▸ **Supplied text**
..........
Wednesday, April 19, 2006

Debian vs Ubuntu - Part II

Before, here's part I .

Don't get me wrong. I don't think Debian is hard __at_all__.
By far, Debian is one of the best GNU/Linux distribution in simplifying life of its users.

What I mean is like this, in Debian, I can do many things much easily/confidently than in Ubuntu. Like auto-configuration of network, for example. In debian, I can just do `apt-get install laptop-net`, edit some configuration files, and 'Bismillah', I get network auto-configuration, which is very important for travelling laptop user like me.

Sure I can do the same in Ubuntu, but it just felt not right. With much of its customization, like the great job they done for power management, these kinds of things should've also at least been made simpler to configure, if not zero-configuration.
..........
▸ **Material shown**
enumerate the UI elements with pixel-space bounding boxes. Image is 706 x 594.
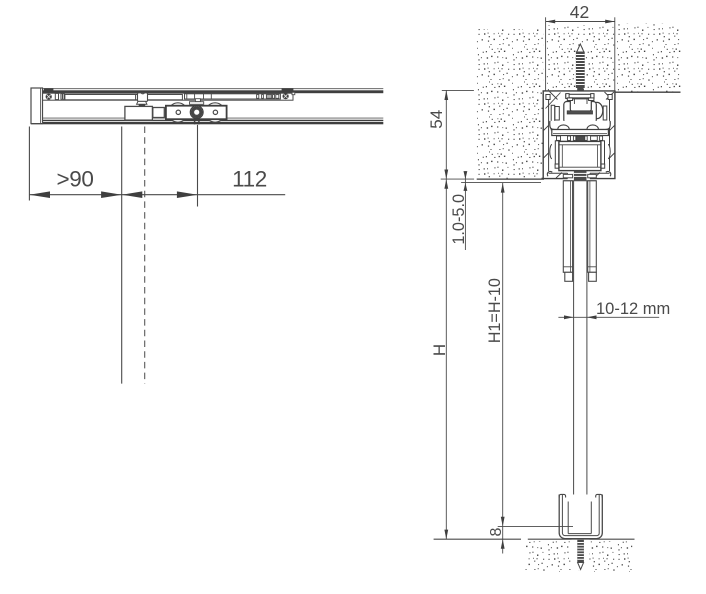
svg-text:10-12 mm: 10-12 mm	[596, 300, 670, 318]
svg-text:>90: >90	[57, 166, 94, 191]
svg-text:112: 112	[232, 166, 267, 191]
svg-text:1.0-5.0: 1.0-5.0	[450, 194, 468, 245]
svg-text:54: 54	[427, 110, 446, 129]
svg-text:H: H	[430, 344, 449, 356]
svg-text:8: 8	[488, 527, 505, 536]
svg-text:H1=H-10: H1=H-10	[486, 278, 504, 343]
svg-text:42: 42	[570, 2, 589, 22]
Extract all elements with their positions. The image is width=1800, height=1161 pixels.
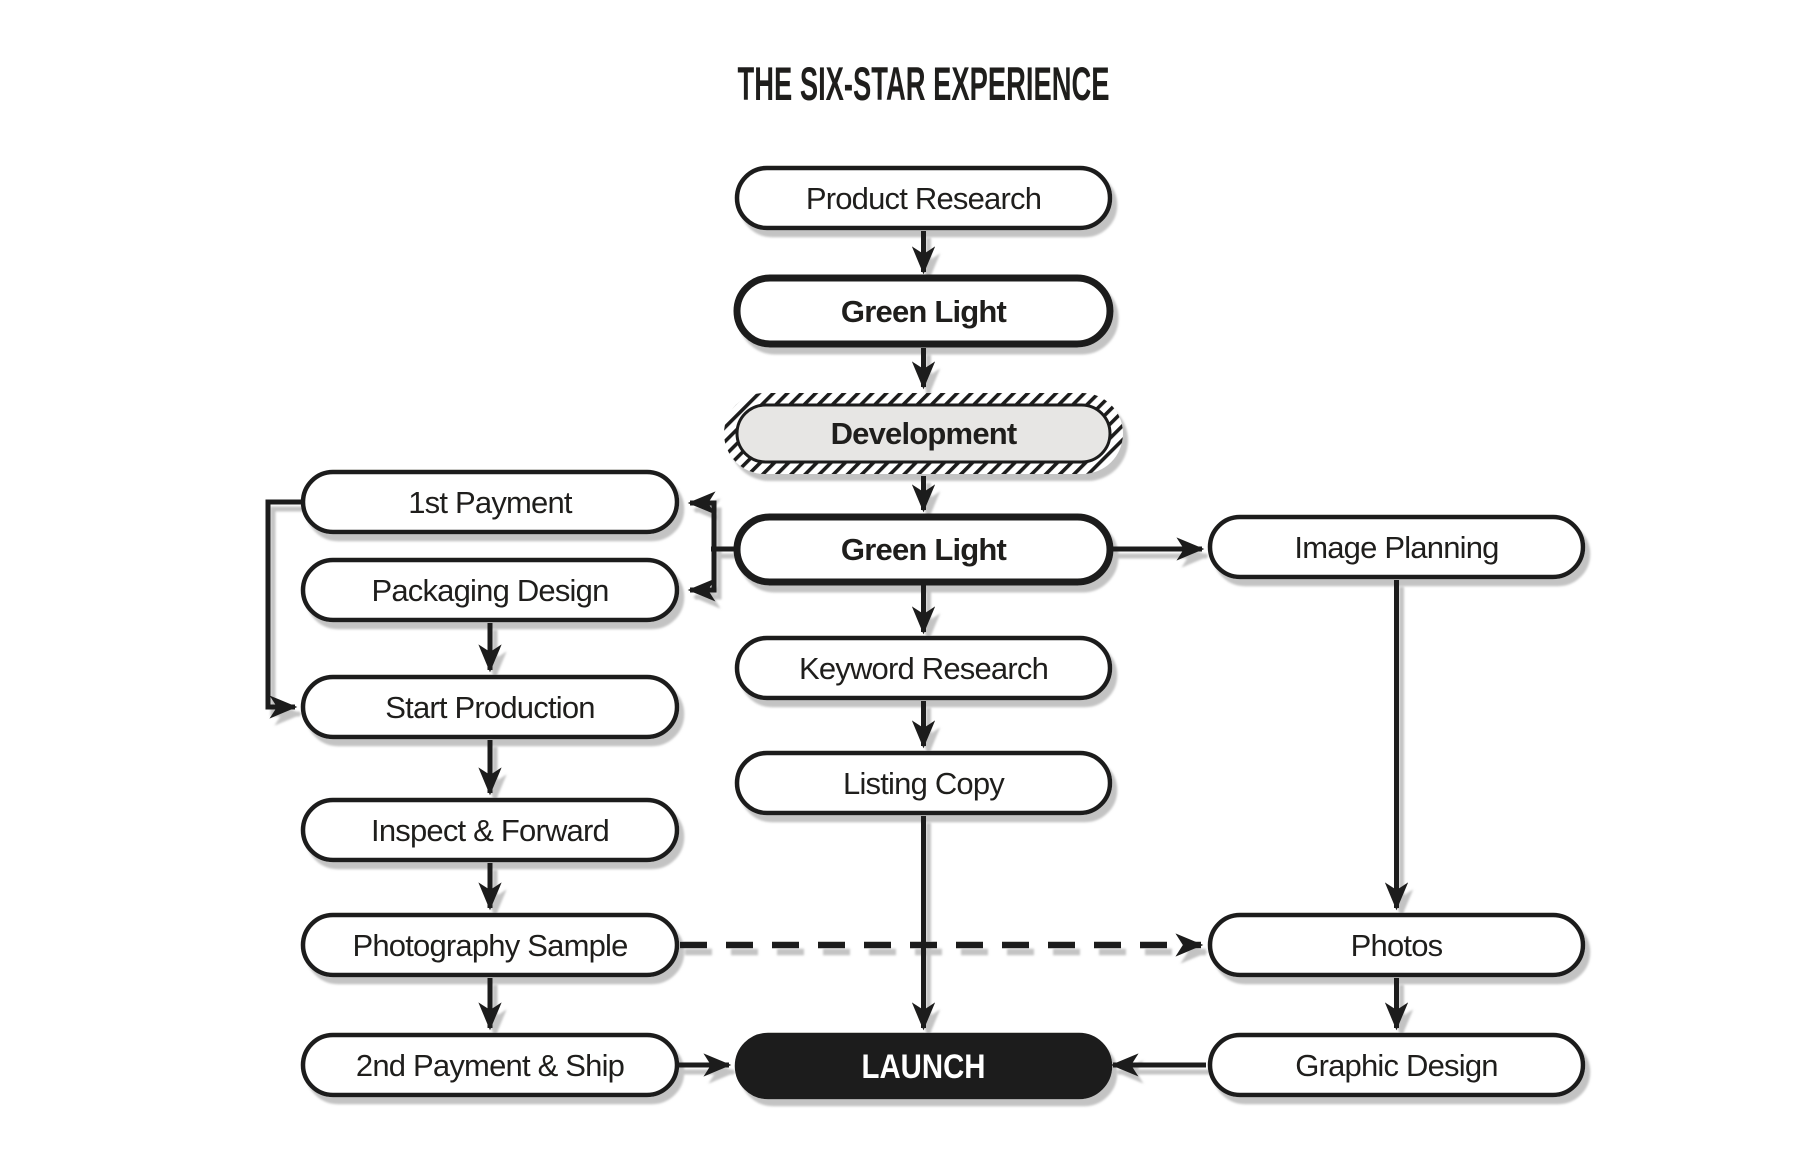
node-development-label: Development [831,416,1017,451]
node-first-payment-label: 1st Payment [408,485,573,520]
node-image-planning-label: Image Planning [1294,530,1498,565]
flowchart-canvas: THE SIX-STAR EXPERIENCE [0,0,1800,1161]
node-keyword-research-label: Keyword Research [799,651,1048,686]
node-product-research-label: Product Research [806,181,1041,216]
node-second-payment-and-ship-label: 2nd Payment & Ship [356,1048,624,1083]
node-launch-label: LAUNCH [862,1048,986,1086]
node-green-light-2-label: Green Light [841,532,1007,567]
node-inspect-and-forward-label: Inspect & Forward [371,813,609,848]
node-photography-sample-label: Photography Sample [352,928,627,963]
edge-first-payment-to-start-production [268,502,306,707]
node-start-production-label: Start Production [385,690,594,725]
flowchart-svg: THE SIX-STAR EXPERIENCE [0,0,1800,1161]
node-packaging-design-label: Packaging Design [371,573,608,608]
diagram-title: THE SIX-STAR EXPERIENCE [738,57,1110,110]
node-green-light-1-label: Green Light [841,294,1007,329]
node-graphic-design-label: Graphic Design [1295,1048,1497,1083]
node-photos-label: Photos [1351,928,1443,963]
node-listing-copy-label: Listing Copy [843,766,1005,801]
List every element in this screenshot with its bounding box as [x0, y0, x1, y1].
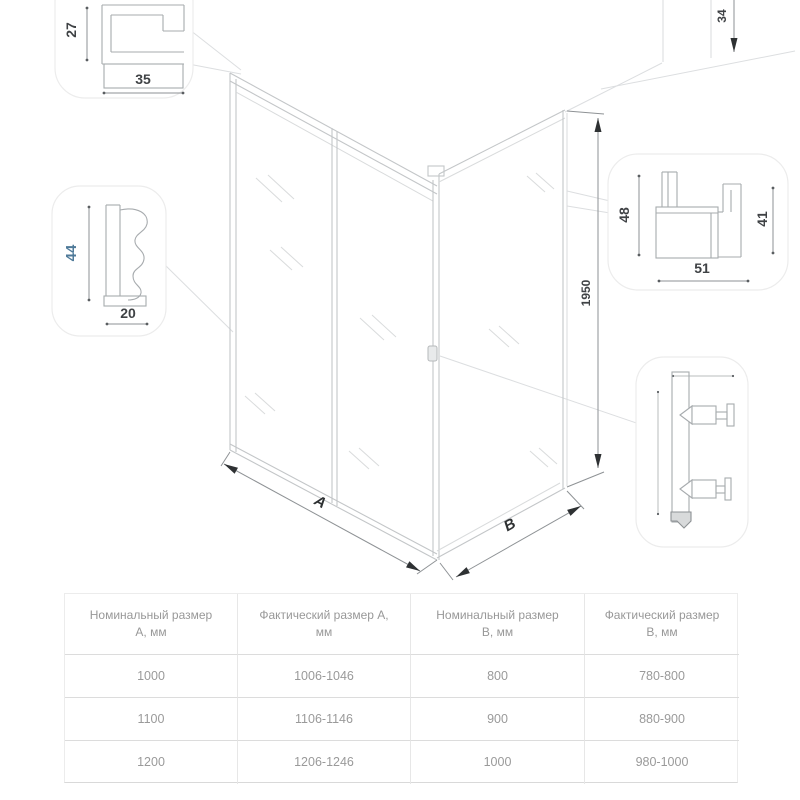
dimension-34-label: 34 — [715, 9, 729, 23]
table-header-nominal-b: Номинальный размер B, мм — [411, 594, 585, 655]
wall-profile-height-label: 44 — [63, 244, 80, 261]
top-rail-section-detail: 34 — [663, 0, 738, 62]
corner-profile-width-label: 51 — [694, 260, 710, 276]
table-cell: 1206-1246 — [238, 741, 411, 784]
table-cell: 1006-1046 — [238, 655, 411, 698]
size-table: Номинальный размер A, мм Фактический раз… — [64, 593, 738, 783]
table-cell: 1200 — [65, 741, 238, 784]
table-cell: 1000 — [411, 741, 585, 784]
table-cell: 980-1000 — [585, 741, 739, 784]
dimension-height: 1950 — [567, 111, 604, 487]
top-profile-detail: 27 35 — [55, 0, 193, 98]
table-cell: 780-800 — [585, 655, 739, 698]
dimension-b-label: B — [501, 515, 519, 535]
handle-detail — [636, 357, 748, 547]
glass-reflections — [245, 173, 557, 469]
corner-profile-detail: 48 41 51 — [608, 154, 788, 290]
table-header-actual-b: Фактический размер B, мм — [585, 594, 739, 655]
table-cell: 900 — [411, 698, 585, 741]
technical-drawing-page: A B 1950 34 27 — [0, 0, 800, 800]
top-profile-width-label: 35 — [135, 71, 151, 87]
corner-profile-48-label: 48 — [616, 207, 632, 223]
table-cell: 800 — [411, 655, 585, 698]
table-cell: 1000 — [65, 655, 238, 698]
top-profile-height-label: 27 — [63, 22, 79, 38]
dimension-height-label: 1950 — [579, 279, 593, 306]
table-cell: 1106-1146 — [238, 698, 411, 741]
door-handle — [428, 346, 437, 361]
corner-profile-41-label: 41 — [754, 211, 770, 227]
shower-enclosure-drawing: A B 1950 34 27 — [0, 0, 800, 595]
enclosure-frame — [230, 73, 567, 560]
table-cell: 1100 — [65, 698, 238, 741]
wall-profile-depth-label: 20 — [120, 305, 136, 321]
table-header-nominal-a: Номинальный размер A, мм — [65, 594, 238, 655]
table-cell: 880-900 — [585, 698, 739, 741]
table-header-actual-a: Фактический размер A, мм — [238, 594, 411, 655]
wall-profile-detail: 44 20 — [52, 186, 166, 336]
dimension-b: B — [440, 491, 584, 580]
dimension-a: A — [221, 452, 437, 574]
..........
▸ **Task list**
**1)** Update the Debian vs Ubuntu post, starting at "By far, Debian" and ending at "user like me.", with "laptop-net" replaced by "network-manager".
**2)** Answer these questions from the Debian vs Ubuntu post:
(a) What command does the writer run in Debian to get network auto-configuration?
(b) What does the writer say the Ubuntu team did a great job on?
(c) On what date was the post published?
**3)** Pick up the Debian vs Ubuntu post after its final sentence and carry it forward.

▸ **The answers**
**1)**
By far, Debian is one of the best GNU/Linux distribution in simplifying life of its users.

What I mean is like this, in Debian, I can do many things much easily/confidently than in Ubuntu. Like auto-configuration of network, for example. In debian, I can just do `apt-get install network-manager`, edit some configuration files, and 'Bismillah', I get network auto-configuration, which is very important for travelling laptop user like me.

**2)**
(a) `apt-get install laptop-net`
(b) Power management.
(c) Wednesday, April 19, 2006.

**3)**
Even power management in Ubuntu still has some flaws, like hibernation that takes too long. This, I suspect because they are using in-kernel swsusp instead of the still out-kernel suspend2 which, by my experience, is faster and quite stable. I don't have a problem with this, if Ubuntu also provide ways to change to suspend2 easily. By now, I don't think Ubuntu provide this (and other kernel-related tweaking). Please CMIIW.

Can I just get the best of both worlds? (The most updated (desktop) packages in Ubuntu, with the ease of tweaking in Debian)

may be continued ...

2 comments:

notme said...

Kapan ya, Rief gw bisa ngerti dalem-dalemnya kernel kayak loe gini? :( :p

ridei said...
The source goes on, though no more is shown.